# EXCERPT TO READ:
* * *
The life cycle of a star
In a nutshell
Stars are formed from clouds of dust and gas called nebulae. The gravitational forces pull the cloud together to form a protostar. This protostar undergoes nuclear fusion and eventually becomes a main sequence star. A main sequence star will either become a dwarf star or a supernovae depending on its mass. A supernovae forms a neutron star or a black hole.
Forming a star
A nebula is a cloud of dust and gas (mostly hydrogen). The gravitational forces pulls the particles in the nebula closer together. The cloud becomes denser and the particles collide with each other more frequently. This causes the temperature of the cloud to increase. This hot ball of gas is called a protostar.
When the temperature is high enough, nuclear fusion of hydrogen atoms to form helium nuclei takes place. Nuclear fusion releases large amounts of energy as radiation which keeps the core of the protostar at a high temperature.
This forms a main sequence star.
Main sequence star
After its formation, the star enters a stable period. This typically lasts for several billion years. During this time the star is known as a main sequence star.
In the stable period, the forces of gravity pulling the particles inwards is balanced out by the pressure from the hot gases. This pressure is caused by the continuing fusion reactions taking place.
Example
Currently the Sun is in the middle of its long stable period.
When the star starts to run out of hydrogen, it reaches the end of its stable period.
End of a star
Smaller stars
The long, stable period of stars of a similar size to the Sun is around 10 billion years.
When the hydrogen runs out, the outward pressures are not strong enough to counteract the force of gravity. The star collapses in on itself but the outer layers expand to form a red giant star.
A red giant star is much larger than the original main sequence star. It is called red because the outer layers cool and emit red wavelengths of light. Inside a red giant other fusion reactions occur. This includes the helium nuclei combining to form other heavier elements.
Eventually the star will become unstable and ejects the outer shell of dust and gas. The force of gravity pulls together the rest of the star and it collapses to form a white dwarf star.
No fusion reactions take place in a white dwarf star. It cools over a period of around a billion years and turns into a black dwarf star. A black dwarf star only emits a relatively small amount of energy.
Larger stars
Stars that are much bigger than the Sun follow a different cycle. These stars are hotter and brighter than the Sun.
After the hydrogen runs out, the star collapses in on itself and the outer layers expand to form a red super giant. The red super giant undergoes more fusion and expands and contracts multiple times. This fusion produces elements up to iron.
At the end of this period, the star quickly collapses in on itself and explodes in a supernova. This forms elements that are heavier than iron. These elements are ejected into the universe and they go on to form more planets and stars.
As the supernova explodes it releases the outer shells of dust and gas. The extremely dense core remains behind. For a smaller red super giant (still massive in comparison to the Sun), this is a neutron star.
If the red super giant star was massive enough (had enough mass) the dense core turns into a black hole. A black hole is a very dense point in space which has a strong gravitational attraction towards it. Not even light can escape a black hole.
| 1. | Stellar nebula | 2. | Protostar | 3. | Main sequence star | 4. | Red giant star | 4a. | White dwarf star | 4b. | Black dwarf star | 5. | Red super giant | 5a. | Supernova | 5b. | Black hole | 5c. | Neutron star | |
* * *
# AVAILABLE DATA:
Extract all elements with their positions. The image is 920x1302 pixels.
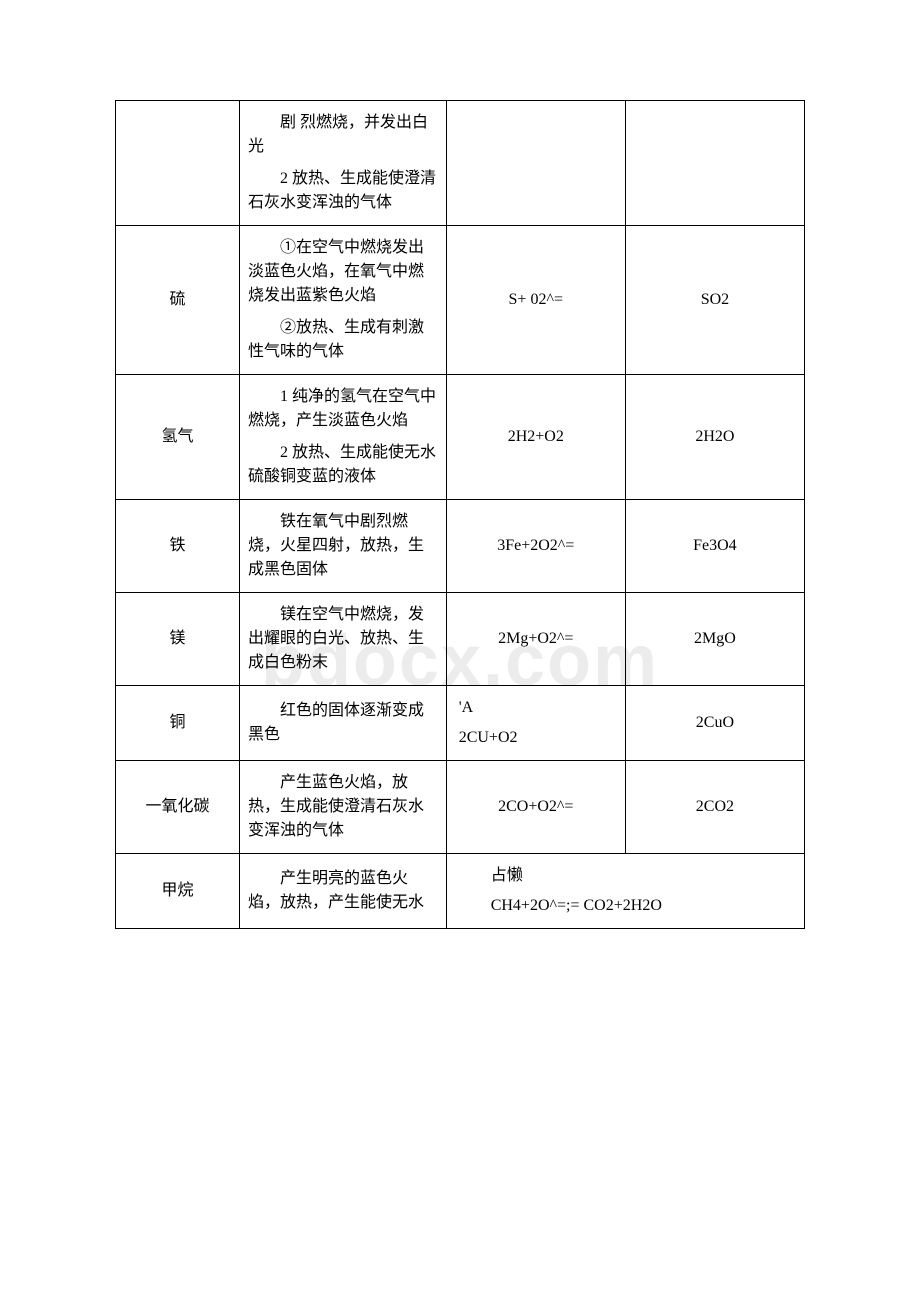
* * *
# STATED PROBLEM:
Please render this sentence from the text on the life cycle of a star in Spanish: "Not even light can escape a black hole."

# RESULT OF THIS TASK:
Ni siquiera la luz puede escapar de un agujero negro.